An exact reproduction of the records is required, with all images left out.

━━ Available records

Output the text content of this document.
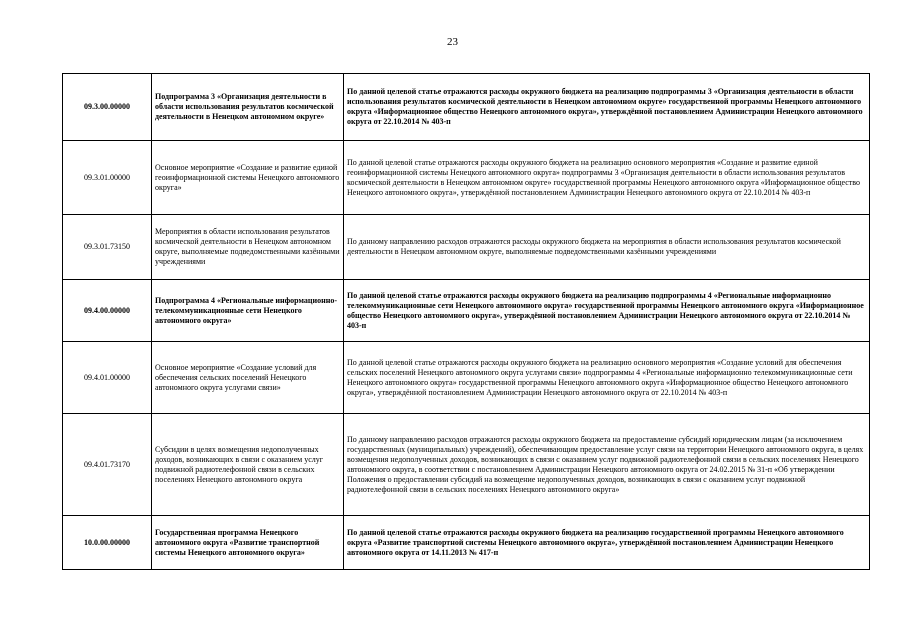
23
09.3.00.00000	Подпрограмма 3 «Организация деятельности в области использования результатов космической деятельности в Ненецком автономном округе»	По данной целевой статье отражаются расходы окружного бюджета на реализацию подпрограммы 3 «Организация деятельности в области использования результатов космической деятельности в Ненецком автономном округе» государственной программы Ненецкого автономного округа «Информационное общество Ненецкого автономного округа», утверждённой постановлением Администрации Ненецкого автономного округа от 22.10.2014 № 403-п
09.3.01.00000	Основное мероприятие «Создание и развитие единой геоинформационной системы Ненецкого автономного округа»	По данной целевой статье отражаются расходы окружного бюджета на реализацию основного мероприятия «Создание и развитие единой геоинформационной системы Ненецкого автономного округа» подпрограммы 3 «Организация деятельности в области использования результатов космической деятельности в Ненецком автономном округе» государственной программы Ненецкого автономного округа «Информационное общество Ненецкого автономного округа», утверждённой постановлением Администрации Ненецкого автономного округа от 22.10.2014 № 403-п
09.3.01.73150	Мероприятия в области использования результатов космической деятельности в Ненецком автономном округе, выполняемые подведомственными казёнными учреждениями	По данному направлению расходов отражаются расходы окружного бюджета на мероприятия в области использования результатов космической деятельности в Ненецком автономном округе, выполняемые подведомственными казёнными учреждениями
09.4.00.00000	Подпрограмма 4 «Региональные информационно-телекоммуникационные сети Ненецкого автономного округа»	По данной целевой статье отражаются расходы окружного бюджета на реализацию подпрограммы 4 «Региональные информационно телекоммуникационные сети Ненецкого автономного округа» государственной программы Ненецкого автономного округа «Информационное общество Ненецкого автономного округа», утверждённой постановлением Администрации Ненецкого автономного округа от 22.10.2014 № 403-п
09.4.01.00000	Основное мероприятие «Создание условий для обеспечения сельских поселений Ненецкого автономного округа услугами связи»	По данной целевой статье отражаются расходы окружного бюджета на реализацию основного мероприятия «Создание условий для обеспечения сельских поселений Ненецкого автономного округа услугами связи» подпрограммы 4 «Региональные информационно телекоммуникационные сети Ненецкого автономного округа» государственной программы Ненецкого автономного округа «Информационное общество Ненецкого автономного округа», утверждённой постановлением Администрации Ненецкого автономного округа от 22.10.2014 № 403-п
09.4.01.73170	Субсидии в целях возмещения недополученных доходов, возникающих в связи с оказанием услуг подвижной радиотелефонной связи в сельских поселениях Ненецкого автономного округа	По данному направлению расходов отражаются расходы окружного бюджета на предоставление субсидий юридическим лицам (за исключением государственных (муниципальных) учреждений), обеспечивающим предоставление услуг связи на территории Ненецкого автономного округа, в целях возмещения недополученных доходов, возникающих в связи с оказанием услуг подвижной радиотелефонной связи в сельских поселениях Ненецкого автономного округа, в соответствии с постановлением Администрации Ненецкого автономного округа от 24.02.2015 № 31-п «Об утверждении Положения о предоставлении субсидий на возмещение недополученных доходов, возникающих в связи с оказанием услуг подвижной радиотелефонной связи в сельских поселениях Ненецкого автономного округа»
10.0.00.00000	Государственная программа Ненецкого автономного округа «Развитие транспортной системы Ненецкого автономного округа»	По данной целевой статье отражаются расходы окружного бюджета на реализацию государственной программы Ненецкого автономного округа «Развитие транспортной системы Ненецкого автономного округа», утверждённой постановлением Администрации Ненецкого автономного округа от 14.11.2013 № 417-п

━━━━

**Result of this task:**
Output the text content of this document.
23
09.3.00.00000	Подпрограмма 3 «Организация деятельности в области использования результатов космической деятельности в Ненецком автономном округе»	По данной целевой статье отражаются расходы окружного бюджета на реализацию подпрограммы 3 «Организация деятельности в области использования результатов космической деятельности в Ненецком автономном округе» государственной программы Ненецкого автономного округа «Информационное общество Ненецкого автономного округа», утверждённой постановлением Администрации Ненецкого автономного округа от 22.10.2014 № 403-п
09.3.01.00000	Основное мероприятие «Создание и развитие единой геоинформационной системы Ненецкого автономного округа»	По данной целевой статье отражаются расходы окружного бюджета на реализацию основного мероприятия «Создание и развитие единой геоинформационной системы Ненецкого автономного округа» подпрограммы 3 «Организация деятельности в области использования результатов космической деятельности в Ненецком автономном округе» государственной программы Ненецкого автономного округа «Информационное общество Ненецкого автономного округа», утверждённой постановлением Администрации Ненецкого автономного округа от 22.10.2014 № 403-п
09.3.01.73150	Мероприятия в области использования результатов космической деятельности в Ненецком автономном округе, выполняемые подведомственными казёнными учреждениями	По данному направлению расходов отражаются расходы окружного бюджета на мероприятия в области использования результатов космической деятельности в Ненецком автономном округе, выполняемые подведомственными казёнными учреждениями
09.4.00.00000	Подпрограмма 4 «Региональные информационно-телекоммуникационные сети Ненецкого автономного округа»	По данной целевой статье отражаются расходы окружного бюджета на реализацию подпрограммы 4 «Региональные информационно телекоммуникационные сети Ненецкого автономного округа» государственной программы Ненецкого автономного округа «Информационное общество Ненецкого автономного округа», утверждённой постановлением Администрации Ненецкого автономного округа от 22.10.2014 № 403-п
09.4.01.00000	Основное мероприятие «Создание условий для обеспечения сельских поселений Ненецкого автономного округа услугами связи»	По данной целевой статье отражаются расходы окружного бюджета на реализацию основного мероприятия «Создание условий для обеспечения сельских поселений Ненецкого автономного округа услугами связи» подпрограммы 4 «Региональные информационно телекоммуникационные сети Ненецкого автономного округа» государственной программы Ненецкого автономного округа «Информационное общество Ненецкого автономного округа», утверждённой постановлением Администрации Ненецкого автономного округа от 22.10.2014 № 403-п
09.4.01.73170	Субсидии в целях возмещения недополученных доходов, возникающих в связи с оказанием услуг подвижной радиотелефонной связи в сельских поселениях Ненецкого автономного округа	По данному направлению расходов отражаются расходы окружного бюджета на предоставление субсидий юридическим лицам (за исключением государственных (муниципальных) учреждений), обеспечивающим предоставление услуг связи на территории Ненецкого автономного округа, в целях возмещения недополученных доходов, возникающих в связи с оказанием услуг подвижной радиотелефонной связи в сельских поселениях Ненецкого автономного округа, в соответствии с постановлением Администрации Ненецкого автономного округа от 24.02.2015 № 31-п «Об утверждении Положения о предоставлении субсидий на возмещение недополученных доходов, возникающих в связи с оказанием услуг подвижной радиотелефонной связи в сельских поселениях Ненецкого автономного округа»
10.0.00.00000	Государственная программа Ненецкого автономного округа «Развитие транспортной системы Ненецкого автономного округа»	По данной целевой статье отражаются расходы окружного бюджета на реализацию государственной программы Ненецкого автономного округа «Развитие транспортной системы Ненецкого автономного округа», утверждённой постановлением Администрации Ненецкого автономного округа от 14.11.2013 № 417-п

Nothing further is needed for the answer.